--- BEGIN Text block ---

Jobs began a decade ago in New York City as an instrumental math-rock trio, and originally went by the name Killer Bob, but the band’s past two releases have taken it through a few dramatic evolutionary turns. On the 2015 album Killer Bob Sings, Jobs made the name change official and introduced vocals, first enlisting guest singers and then spreading out those duties among drummer Max Jaffe, guitarist Dave Scanlon, and bassist Rob Lundberg. (Full disclosure: Lundberg, now based in Madison, has worked closely with Tone Madison on event planning.) Rather than making things more accessible, the vocals only heightened the tension in Jobs’ music, providing a new set of sounds for the band to dice up into bizarre harmonic and rhythmic shards, as on the melodic but punishing “Threes.”

--- END Text block ---
--- BEGIN Data extract ---

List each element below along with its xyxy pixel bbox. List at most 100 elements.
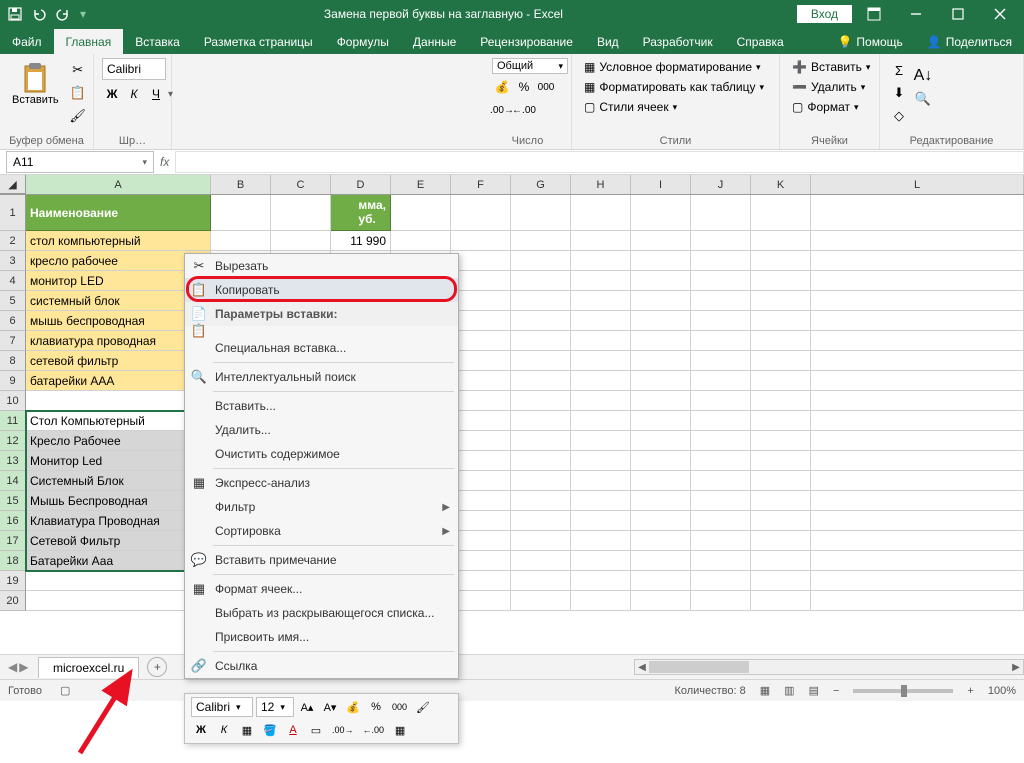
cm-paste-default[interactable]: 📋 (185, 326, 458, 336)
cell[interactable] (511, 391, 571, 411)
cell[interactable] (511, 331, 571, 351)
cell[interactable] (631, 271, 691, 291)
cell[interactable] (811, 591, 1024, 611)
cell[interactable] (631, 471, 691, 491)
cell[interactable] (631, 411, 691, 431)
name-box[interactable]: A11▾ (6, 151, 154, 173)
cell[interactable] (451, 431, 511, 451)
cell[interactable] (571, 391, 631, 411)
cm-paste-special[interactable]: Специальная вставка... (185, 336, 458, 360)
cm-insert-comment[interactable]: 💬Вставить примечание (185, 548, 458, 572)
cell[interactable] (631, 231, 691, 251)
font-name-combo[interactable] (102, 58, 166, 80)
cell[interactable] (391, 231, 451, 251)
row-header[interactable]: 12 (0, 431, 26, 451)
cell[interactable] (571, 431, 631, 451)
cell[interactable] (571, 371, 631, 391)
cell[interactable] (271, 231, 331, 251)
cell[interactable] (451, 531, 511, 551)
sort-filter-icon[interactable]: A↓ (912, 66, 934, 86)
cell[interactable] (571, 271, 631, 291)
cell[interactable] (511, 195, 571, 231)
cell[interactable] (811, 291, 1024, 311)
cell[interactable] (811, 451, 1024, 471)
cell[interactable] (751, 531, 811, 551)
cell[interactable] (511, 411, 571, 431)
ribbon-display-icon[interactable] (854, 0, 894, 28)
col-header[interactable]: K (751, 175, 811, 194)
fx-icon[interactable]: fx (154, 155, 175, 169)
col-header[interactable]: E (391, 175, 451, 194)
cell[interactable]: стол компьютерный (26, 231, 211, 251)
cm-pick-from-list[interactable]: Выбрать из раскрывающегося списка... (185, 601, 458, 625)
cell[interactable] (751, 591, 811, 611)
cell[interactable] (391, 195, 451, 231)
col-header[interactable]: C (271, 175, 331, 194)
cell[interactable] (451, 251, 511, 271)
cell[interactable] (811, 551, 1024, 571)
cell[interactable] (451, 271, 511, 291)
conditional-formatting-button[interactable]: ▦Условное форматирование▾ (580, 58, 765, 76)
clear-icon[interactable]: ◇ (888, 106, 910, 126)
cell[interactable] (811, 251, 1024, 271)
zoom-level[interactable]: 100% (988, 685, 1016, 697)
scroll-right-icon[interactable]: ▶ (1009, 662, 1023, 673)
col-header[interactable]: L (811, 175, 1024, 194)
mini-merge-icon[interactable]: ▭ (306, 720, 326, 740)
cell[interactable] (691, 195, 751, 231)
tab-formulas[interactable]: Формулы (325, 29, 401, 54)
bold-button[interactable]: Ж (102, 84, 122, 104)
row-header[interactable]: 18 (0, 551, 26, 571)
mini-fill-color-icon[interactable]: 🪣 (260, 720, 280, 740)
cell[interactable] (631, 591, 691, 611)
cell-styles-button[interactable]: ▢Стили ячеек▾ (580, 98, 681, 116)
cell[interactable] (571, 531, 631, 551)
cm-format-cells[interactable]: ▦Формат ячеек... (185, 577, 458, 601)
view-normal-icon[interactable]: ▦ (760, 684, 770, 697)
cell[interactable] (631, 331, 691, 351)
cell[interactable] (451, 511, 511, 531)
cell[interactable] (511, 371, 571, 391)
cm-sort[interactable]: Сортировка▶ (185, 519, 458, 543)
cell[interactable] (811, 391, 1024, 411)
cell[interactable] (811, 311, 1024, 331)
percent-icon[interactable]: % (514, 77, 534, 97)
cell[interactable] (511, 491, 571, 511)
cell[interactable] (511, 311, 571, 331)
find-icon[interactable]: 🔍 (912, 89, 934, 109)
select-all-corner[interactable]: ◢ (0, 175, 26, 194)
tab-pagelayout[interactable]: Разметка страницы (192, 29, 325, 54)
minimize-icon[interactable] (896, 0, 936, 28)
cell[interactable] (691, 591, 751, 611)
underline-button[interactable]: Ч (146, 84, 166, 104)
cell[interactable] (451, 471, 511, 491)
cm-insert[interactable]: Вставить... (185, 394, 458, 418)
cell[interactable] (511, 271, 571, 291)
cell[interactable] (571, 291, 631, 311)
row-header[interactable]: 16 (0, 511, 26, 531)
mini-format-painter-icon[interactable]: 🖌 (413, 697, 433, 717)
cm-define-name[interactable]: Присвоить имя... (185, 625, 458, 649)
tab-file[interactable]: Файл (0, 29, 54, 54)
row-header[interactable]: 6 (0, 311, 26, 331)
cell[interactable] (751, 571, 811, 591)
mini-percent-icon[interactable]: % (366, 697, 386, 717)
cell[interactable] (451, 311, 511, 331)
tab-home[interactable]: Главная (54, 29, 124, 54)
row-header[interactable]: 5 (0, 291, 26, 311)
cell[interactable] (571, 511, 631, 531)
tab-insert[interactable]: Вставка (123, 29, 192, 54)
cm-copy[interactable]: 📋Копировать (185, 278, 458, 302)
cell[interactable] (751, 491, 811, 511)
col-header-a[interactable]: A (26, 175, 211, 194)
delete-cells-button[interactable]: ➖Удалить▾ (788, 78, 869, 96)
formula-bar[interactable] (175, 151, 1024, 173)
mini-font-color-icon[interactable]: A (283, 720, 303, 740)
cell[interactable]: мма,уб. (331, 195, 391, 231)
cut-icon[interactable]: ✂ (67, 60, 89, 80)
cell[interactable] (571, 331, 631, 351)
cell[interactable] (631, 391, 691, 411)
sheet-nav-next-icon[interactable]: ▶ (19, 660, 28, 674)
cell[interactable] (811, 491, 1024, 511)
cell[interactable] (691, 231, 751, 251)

--- END Data extract ---

### Problems and tasks
1. According to the passage about the band Jobs, what name did the band originally go by?
2. Resume the passage about the band Jobs, picking up after its final sentence.

### Responses per task
1. Killer Bob

2.
The transformation accelerates on the 2018 album Log On For The Free Chance To Log On For Free, which also finds multi-instrumentalist Jessica Pavone joining the band as a fourth member. Vocal elements begin to feel far more integral to the band’s songwriting on Log On, especially on the strangely uplifting “Cable To The Sky” and amid the sickly march of “Came To Take,” a song that benefits greatly from Pavone’s staccato viola figures. Much of the record dives straight into brain-rattling abstraction, doing justice to the circular logic of its title. On “Cell-Service,” for instance, Jaffe’s drums steer the band through a stark and episodic soundscape, where ringing guitar figures rub up against entrancingly cryptic vocal phrases like “you’re a malleable capsule that moves.” For the most part, Jobs no longer sounds like a band rooted in noise-rock or post-punk or however one might shorthand abrasive, complex instrumental rock. Instead, it has worked its way into a territory that references minimalist classical music, electronic music, and the far reaches of experimental jazz.
In addition to playing here as a member of Jobs, Pavone will play a solo set behind In The Action, her third album of solo-viola compositions. Erik Kramer, a Madisonian who melds folky guitar explorations with lo-fi psychedelic elements, will also support. —Scott Gordon
FRIDAY MARCH 8
The Messthetics, Helen Money, Transformer Lootbag. High Noon Saloon, 10 p.m.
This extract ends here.